Data section
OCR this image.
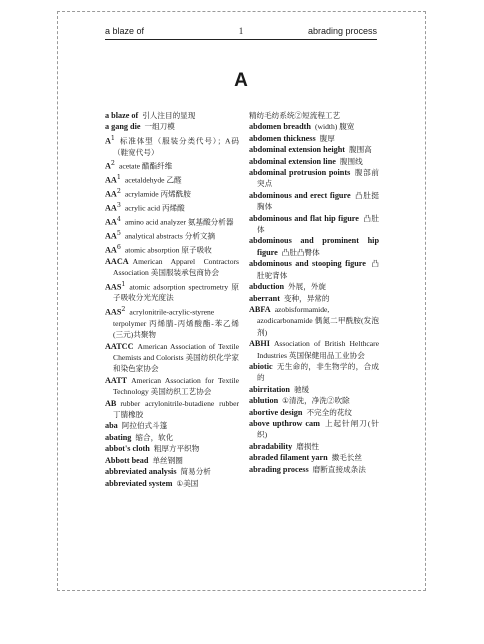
a blaze of	1	abrading process
A

a blaze of 引人注目的显现

a gang die 一组刀模

$A^1$ 标准体型（服装分类代号）；A码（鞋宽代号）

$A^2$ acetate 醋酯纤维

$AA^1$ acetaldehyde 乙醛

$AA^2$ acrylamide 丙烯酰胺

$AA^3$ acrylic acid 丙烯酸

$AA^4$ amino acid analyzer 氨基酸分析器

$AA^5$ analytical abstracts 分析文摘

$AA^6$ atomic absorption 原子吸收

AACA American Apparel Contractors Association 美国服装承包商协会

AAS$^1$ atomic adsorption spectrometry 原子吸收分光光度法

AAS$^2$ acrylonitrile-acrylic-styrene terpolymer 丙烯腈-丙烯酸酯-苯乙烯(三元)共聚物

AATCC American Association of Textile Chemists and Colorists 美国纺织化学家和染色家协会

AATT American Association for Textile Technology 美国纺织工艺协会

AB rubber acrylonitrile-butadiene rubber 丁腈橡胶

aba 阿拉伯式斗篷

abating 缩合，软化

abbot's cloth 粗厚方平织物

Abbott bead 单丝钢圈

abbreviated analysis 简易分析

abbreviated system ①美国

精纺毛纺系统②短流程工艺

abdomen breadth (width) 腹宽

abdomen thickness 腹厚

abdominal extension height 腹围高

abdominal extension line 腹围线

abdominal protrusion points 腹部前突点

abdominous and erect figure 凸肚挺胸体

abdominous and flat hip figure 凸肚体

abdominous and prominent hip figure 凸肚凸臀体

abdominous and stooping figure 凸肚驼背体

abduction 外展，外旋

aberrant 变种，异常的

ABFA azobisformamide, azodicarbonamide 偶氮二甲酰胺(发泡剂)

ABHI Association of British Helthcare Industries 英国保健用品工业协会

abiotic 无生命的，非生物学的，合成的

abirritation 驰缓

ablution ①清洗，净洗②吹除

abortive design 不完全的花纹

above upthrow cam 上起针闸刀(针织)

abradability 磨损性

abraded filament yarn 擞毛长丝

abrading process 磨断直接成条法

Task objective
Leave every image out, and retype the material exactly.

Solution for this problem
OCR this image.
a blaze of	1	abrading process
A

a blaze of 引人注目的显现

a gang die 一组刀模

$A^1$ 标准体型（服装分类代号）；A码（鞋宽代号）

$A^2$ acetate 醋酯纤维

$AA^1$ acetaldehyde 乙醛

$AA^2$ acrylamide 丙烯酰胺

$AA^3$ acrylic acid 丙烯酸

$AA^4$ amino acid analyzer 氨基酸分析器

$AA^5$ analytical abstracts 分析文摘

$AA^6$ atomic absorption 原子吸收

AACA American Apparel Contractors Association 美国服装承包商协会

AAS$^1$ atomic adsorption spectrometry 原子吸收分光光度法

AAS$^2$ acrylonitrile-acrylic-styrene terpolymer 丙烯腈-丙烯酸酯-苯乙烯(三元)共聚物

AATCC American Association of Textile Chemists and Colorists 美国纺织化学家和染色家协会

AATT American Association for Textile Technology 美国纺织工艺协会

AB rubber acrylonitrile-butadiene rubber 丁腈橡胶

aba 阿拉伯式斗篷

abating 缩合，软化

abbot's cloth 粗厚方平织物

Abbott bead 单丝钢圈

abbreviated analysis 简易分析

abbreviated system ①美国

精纺毛纺系统②短流程工艺

abdomen breadth (width) 腹宽

abdomen thickness 腹厚

abdominal extension height 腹围高

abdominal extension line 腹围线

abdominal protrusion points 腹部前突点

abdominous and erect figure 凸肚挺胸体

abdominous and flat hip figure 凸肚体

abdominous and prominent hip figure 凸肚凸臀体

abdominous and stooping figure 凸肚驼背体

abduction 外展，外旋

aberrant 变种，异常的

ABFA azobisformamide, azodicarbonamide 偶氮二甲酰胺(发泡剂)

ABHI Association of British Helthcare Industries 英国保健用品工业协会

abiotic 无生命的，非生物学的，合成的

abirritation 驰缓

ablution ①清洗，净洗②吹除

abortive design 不完全的花纹

above upthrow cam 上起针闸刀(针织)

abradability 磨损性

abraded filament yarn 擞毛长丝

abrading process 磨断直接成条法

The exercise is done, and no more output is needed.